WHAT THIS TASK INVOLVES - Pick out each line with the word "which" from the material that follows.

Source records
----------------

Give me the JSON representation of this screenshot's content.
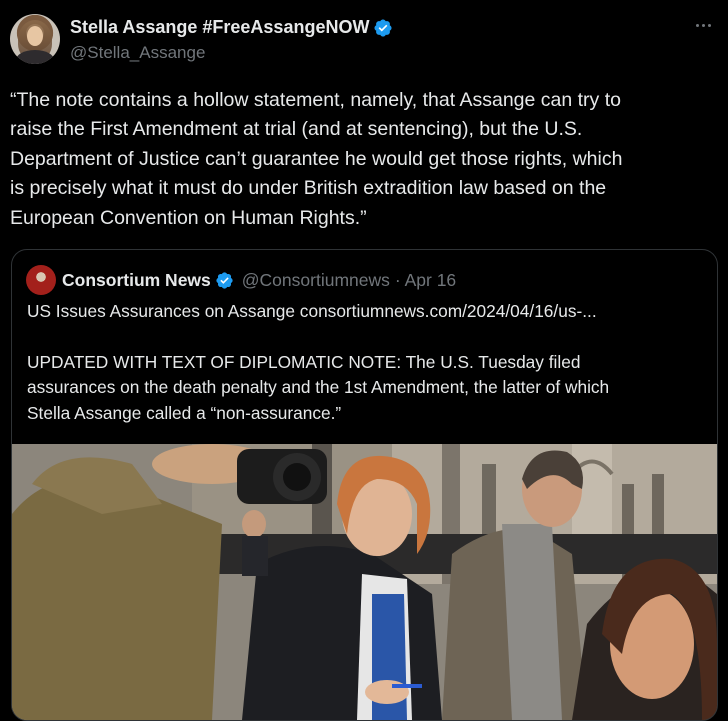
{
  "author": {
    "display_name": "Stella Assange #FreeAssangeNOW",
    "handle": "@Stella_Assange",
    "verified": true,
    "verified_color": "#1d9bf0"
  },
  "tweet": {
    "text": "“The note contains a hollow statement, namely, that Assange can try to\nraise the First Amendment at trial (and at sentencing), but the U.S.\nDepartment of Justice can’t guarantee he would get those rights, which\nis precisely what it must do under British extradition law based on the\nEuropean Convention on Human Rights.”"
  },
  "more_icon": "more-horizontal-icon",
  "quoted": {
    "display_name": "Consortium News",
    "handle": "@Consortiumnews",
    "date": "· Apr 16",
    "verified": true,
    "text": "US Issues Assurances on Assange consortiumnews.com/2024/04/16/us-...\n\nUPDATED WITH TEXT OF DIPLOMATIC NOTE: The U.S. Tuesday filed\nassurances on the death penalty and the 1st Amendment, the latter of which\nStella Assange called a “non-assurance.”"
  },
  "colors": {
    "background": "#000000",
    "text": "#e7e9ea",
    "secondary_text": "#71767b",
    "border": "#2f3336"
  }
}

----------------

FULL ANSWER -
    "text": "“The note contains a hollow statement, namely, that Assange can try to\nraise the First Amendment at trial (and at sentencing), but the U.S.\nDepartment of Justice can’t guarantee he would get those rights, which\nis precisely what it must do under British extradition law based on the\nEuropean Convention on Human Rights.”"
    "text": "US Issues Assurances on Assange consortiumnews.com/2024/04/16/us-...\n\nUPDATED WITH TEXT OF DIPLOMATIC NOTE: The U.S. Tuesday filed\nassurances on the death penalty and the 1st Amendment, the latter of which\nStella Assange called a “non-assurance.”"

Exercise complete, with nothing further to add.